Exercise aim
Output the material word for word. Leave each picture out.

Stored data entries
----
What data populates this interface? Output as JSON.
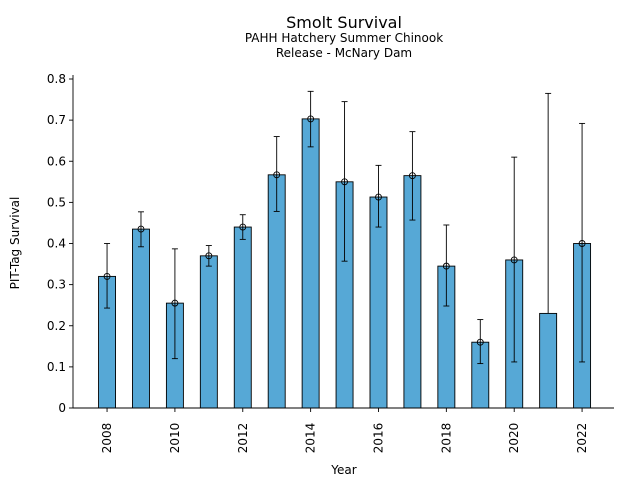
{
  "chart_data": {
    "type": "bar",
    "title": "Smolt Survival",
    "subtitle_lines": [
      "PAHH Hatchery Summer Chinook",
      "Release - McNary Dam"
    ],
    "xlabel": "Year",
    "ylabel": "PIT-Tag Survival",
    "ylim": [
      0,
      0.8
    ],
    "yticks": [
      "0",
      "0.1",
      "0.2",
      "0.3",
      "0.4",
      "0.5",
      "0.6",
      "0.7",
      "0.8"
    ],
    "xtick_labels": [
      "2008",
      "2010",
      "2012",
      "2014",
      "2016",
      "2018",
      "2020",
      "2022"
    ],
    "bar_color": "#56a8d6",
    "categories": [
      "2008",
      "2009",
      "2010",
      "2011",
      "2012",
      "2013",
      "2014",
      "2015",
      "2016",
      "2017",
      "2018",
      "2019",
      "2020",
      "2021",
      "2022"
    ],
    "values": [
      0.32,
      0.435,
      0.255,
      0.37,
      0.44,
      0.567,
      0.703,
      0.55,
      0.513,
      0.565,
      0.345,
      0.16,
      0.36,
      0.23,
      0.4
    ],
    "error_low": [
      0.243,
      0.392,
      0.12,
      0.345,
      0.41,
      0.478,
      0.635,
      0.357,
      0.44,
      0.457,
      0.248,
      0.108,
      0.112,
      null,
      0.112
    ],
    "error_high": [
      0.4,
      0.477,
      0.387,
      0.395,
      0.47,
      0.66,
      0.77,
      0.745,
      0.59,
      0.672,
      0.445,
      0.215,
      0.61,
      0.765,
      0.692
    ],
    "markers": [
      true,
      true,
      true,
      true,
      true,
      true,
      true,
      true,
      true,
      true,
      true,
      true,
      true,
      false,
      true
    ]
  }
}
----
Task output
What data populates this interface? Output as JSON.
{
  "chart_data": {
    "type": "bar",
    "title": "Smolt Survival",
    "subtitle_lines": [
      "PAHH Hatchery Summer Chinook",
      "Release - McNary Dam"
    ],
    "xlabel": "Year",
    "ylabel": "PIT-Tag Survival",
    "ylim": [
      0,
      0.8
    ],
    "yticks": [
      "0",
      "0.1",
      "0.2",
      "0.3",
      "0.4",
      "0.5",
      "0.6",
      "0.7",
      "0.8"
    ],
    "xtick_labels": [
      "2008",
      "2010",
      "2012",
      "2014",
      "2016",
      "2018",
      "2020",
      "2022"
    ],
    "bar_color": "#56a8d6",
    "categories": [
      "2008",
      "2009",
      "2010",
      "2011",
      "2012",
      "2013",
      "2014",
      "2015",
      "2016",
      "2017",
      "2018",
      "2019",
      "2020",
      "2021",
      "2022"
    ],
    "values": [
      0.32,
      0.435,
      0.255,
      0.37,
      0.44,
      0.567,
      0.703,
      0.55,
      0.513,
      0.565,
      0.345,
      0.16,
      0.36,
      0.23,
      0.4
    ],
    "error_low": [
      0.243,
      0.392,
      0.12,
      0.345,
      0.41,
      0.478,
      0.635,
      0.357,
      0.44,
      0.457,
      0.248,
      0.108,
      0.112,
      null,
      0.112
    ],
    "error_high": [
      0.4,
      0.477,
      0.387,
      0.395,
      0.47,
      0.66,
      0.77,
      0.745,
      0.59,
      0.672,
      0.445,
      0.215,
      0.61,
      0.765,
      0.692
    ],
    "markers": [
      true,
      true,
      true,
      true,
      true,
      true,
      true,
      true,
      true,
      true,
      true,
      true,
      true,
      false,
      true
    ]
  }
}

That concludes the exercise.